* **CHALLENGE**:
Return, character for character, everything in the material below from the line containing "y-tick-label: 0.7 <box>148 531 205 572</box>" down to the line containing "chart-title: IndoBERT F1-Score", both of those lines included, and nothing else.

* **AVAILABLE RECORDS**:
------------

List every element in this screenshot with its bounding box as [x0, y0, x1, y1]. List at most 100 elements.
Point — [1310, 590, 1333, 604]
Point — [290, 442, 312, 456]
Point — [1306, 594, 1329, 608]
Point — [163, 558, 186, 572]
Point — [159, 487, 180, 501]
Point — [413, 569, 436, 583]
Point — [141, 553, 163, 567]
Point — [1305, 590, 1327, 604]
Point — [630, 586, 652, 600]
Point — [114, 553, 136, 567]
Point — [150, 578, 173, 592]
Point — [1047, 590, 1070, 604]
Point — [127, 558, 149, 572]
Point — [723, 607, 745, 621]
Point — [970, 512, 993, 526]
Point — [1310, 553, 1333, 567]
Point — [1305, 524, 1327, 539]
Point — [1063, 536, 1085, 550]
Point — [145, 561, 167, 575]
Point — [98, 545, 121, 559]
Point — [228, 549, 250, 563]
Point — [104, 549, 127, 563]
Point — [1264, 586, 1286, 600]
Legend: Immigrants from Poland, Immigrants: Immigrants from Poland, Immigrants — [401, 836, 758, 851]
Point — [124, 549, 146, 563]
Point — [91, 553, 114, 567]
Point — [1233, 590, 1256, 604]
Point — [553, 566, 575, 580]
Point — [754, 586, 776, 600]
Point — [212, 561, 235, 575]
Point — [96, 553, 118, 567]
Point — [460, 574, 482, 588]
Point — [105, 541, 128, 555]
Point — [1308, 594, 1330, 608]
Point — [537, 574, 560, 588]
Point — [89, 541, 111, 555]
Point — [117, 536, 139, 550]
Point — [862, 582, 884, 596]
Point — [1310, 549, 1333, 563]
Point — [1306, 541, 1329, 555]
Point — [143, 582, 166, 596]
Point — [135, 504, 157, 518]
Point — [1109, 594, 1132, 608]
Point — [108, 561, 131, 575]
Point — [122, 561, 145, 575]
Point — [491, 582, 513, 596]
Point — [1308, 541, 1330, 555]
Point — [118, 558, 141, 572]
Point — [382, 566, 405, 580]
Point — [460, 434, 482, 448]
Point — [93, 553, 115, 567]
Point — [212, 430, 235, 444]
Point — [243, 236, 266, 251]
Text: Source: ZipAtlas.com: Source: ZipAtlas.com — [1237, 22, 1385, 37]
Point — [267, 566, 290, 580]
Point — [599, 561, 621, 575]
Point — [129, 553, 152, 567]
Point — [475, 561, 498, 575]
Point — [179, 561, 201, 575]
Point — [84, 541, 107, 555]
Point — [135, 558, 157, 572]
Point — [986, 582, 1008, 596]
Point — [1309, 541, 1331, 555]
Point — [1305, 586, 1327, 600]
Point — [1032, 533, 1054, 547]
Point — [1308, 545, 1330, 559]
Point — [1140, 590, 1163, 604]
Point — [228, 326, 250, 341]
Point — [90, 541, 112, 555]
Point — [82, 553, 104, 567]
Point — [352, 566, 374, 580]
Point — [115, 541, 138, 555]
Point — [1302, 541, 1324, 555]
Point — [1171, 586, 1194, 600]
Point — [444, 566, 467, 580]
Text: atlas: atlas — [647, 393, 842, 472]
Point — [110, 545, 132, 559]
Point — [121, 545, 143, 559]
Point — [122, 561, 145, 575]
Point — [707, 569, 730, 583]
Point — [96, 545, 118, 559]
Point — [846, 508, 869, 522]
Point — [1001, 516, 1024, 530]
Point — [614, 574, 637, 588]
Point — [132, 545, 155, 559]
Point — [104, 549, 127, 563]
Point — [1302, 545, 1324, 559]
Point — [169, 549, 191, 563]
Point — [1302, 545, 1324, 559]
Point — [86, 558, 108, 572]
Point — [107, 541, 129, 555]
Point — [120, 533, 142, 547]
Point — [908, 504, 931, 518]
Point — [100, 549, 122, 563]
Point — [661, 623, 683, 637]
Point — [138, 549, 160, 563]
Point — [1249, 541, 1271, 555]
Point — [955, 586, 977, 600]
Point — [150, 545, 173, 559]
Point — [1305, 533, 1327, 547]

------------

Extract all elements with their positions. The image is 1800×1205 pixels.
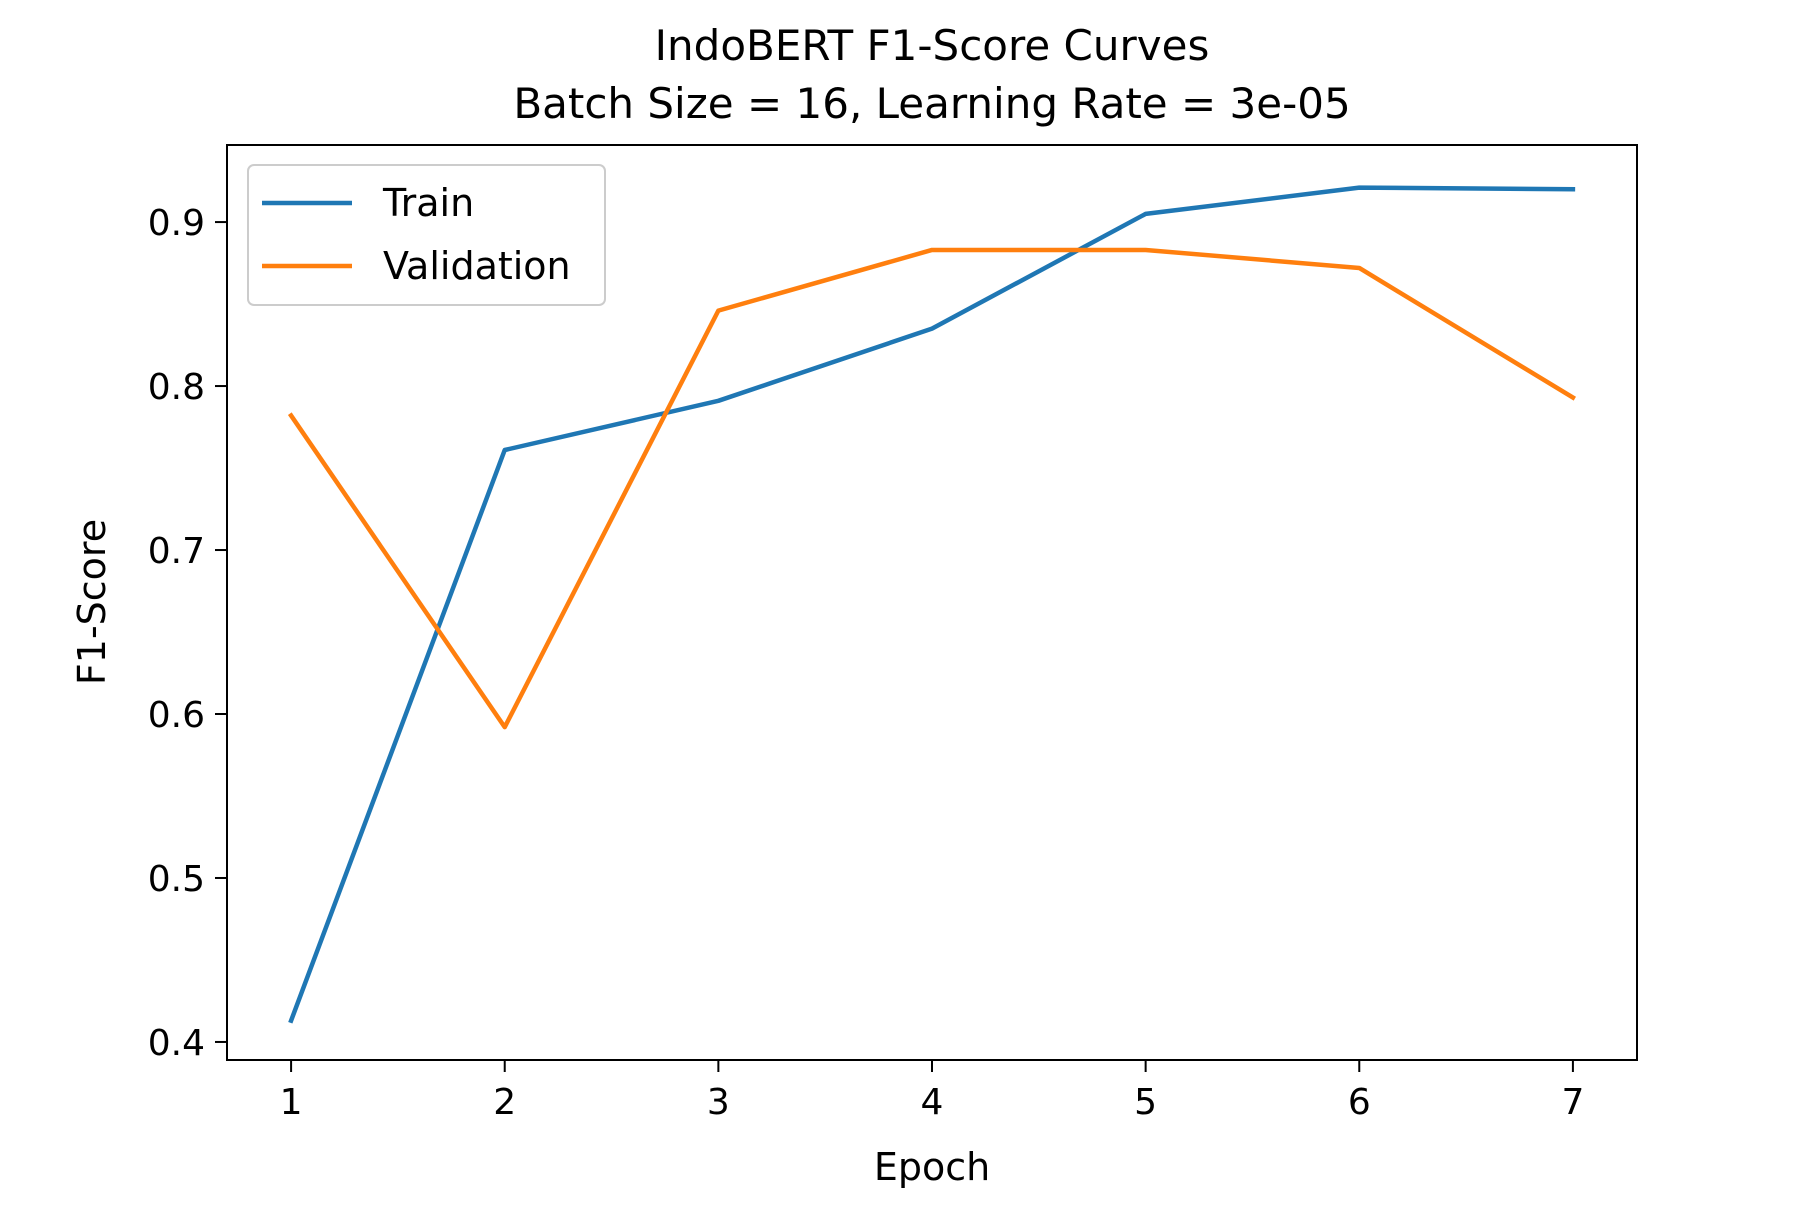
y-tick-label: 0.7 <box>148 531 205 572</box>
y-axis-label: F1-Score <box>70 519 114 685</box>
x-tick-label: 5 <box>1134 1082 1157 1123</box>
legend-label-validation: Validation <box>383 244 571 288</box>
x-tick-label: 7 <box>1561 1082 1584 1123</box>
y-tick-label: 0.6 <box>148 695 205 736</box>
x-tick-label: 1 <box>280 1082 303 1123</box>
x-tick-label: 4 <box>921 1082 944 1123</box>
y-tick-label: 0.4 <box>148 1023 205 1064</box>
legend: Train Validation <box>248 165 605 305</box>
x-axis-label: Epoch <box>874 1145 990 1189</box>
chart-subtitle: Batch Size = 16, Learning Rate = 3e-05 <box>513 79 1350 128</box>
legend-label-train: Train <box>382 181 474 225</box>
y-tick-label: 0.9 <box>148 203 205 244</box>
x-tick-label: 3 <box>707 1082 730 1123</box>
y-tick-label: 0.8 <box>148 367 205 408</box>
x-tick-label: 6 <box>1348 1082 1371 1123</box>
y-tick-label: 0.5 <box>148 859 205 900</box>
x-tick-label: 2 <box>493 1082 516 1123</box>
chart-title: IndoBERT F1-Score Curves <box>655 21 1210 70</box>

------------

* **WORKED ANSWER**:
y-tick-label: 0.7 <box>148 531 205 572</box>
y-axis-label: F1-Score <box>70 519 114 685</box>
x-tick-label: 5 <box>1134 1082 1157 1123</box>
legend-label-validation: Validation <box>383 244 571 288</box>
x-tick-label: 7 <box>1561 1082 1584 1123</box>
y-tick-label: 0.6 <box>148 695 205 736</box>
x-tick-label: 1 <box>280 1082 303 1123</box>
x-tick-label: 4 <box>921 1082 944 1123</box>
y-tick-label: 0.4 <box>148 1023 205 1064</box>
legend: Train Validation <box>248 165 605 305</box>
x-axis-label: Epoch <box>874 1145 990 1189</box>
chart-subtitle: Batch Size = 16, Learning Rate = 3e-05 <box>513 79 1350 128</box>
legend-label-train: Train <box>382 181 474 225</box>
y-tick-label: 0.9 <box>148 203 205 244</box>
x-tick-label: 3 <box>707 1082 730 1123</box>
y-tick-label: 0.8 <box>148 367 205 408</box>
x-tick-label: 6 <box>1348 1082 1371 1123</box>
y-tick-label: 0.5 <box>148 859 205 900</box>
x-tick-label: 2 <box>493 1082 516 1123</box>
chart-title: IndoBERT F1-Score Curves <box>655 21 1210 70</box>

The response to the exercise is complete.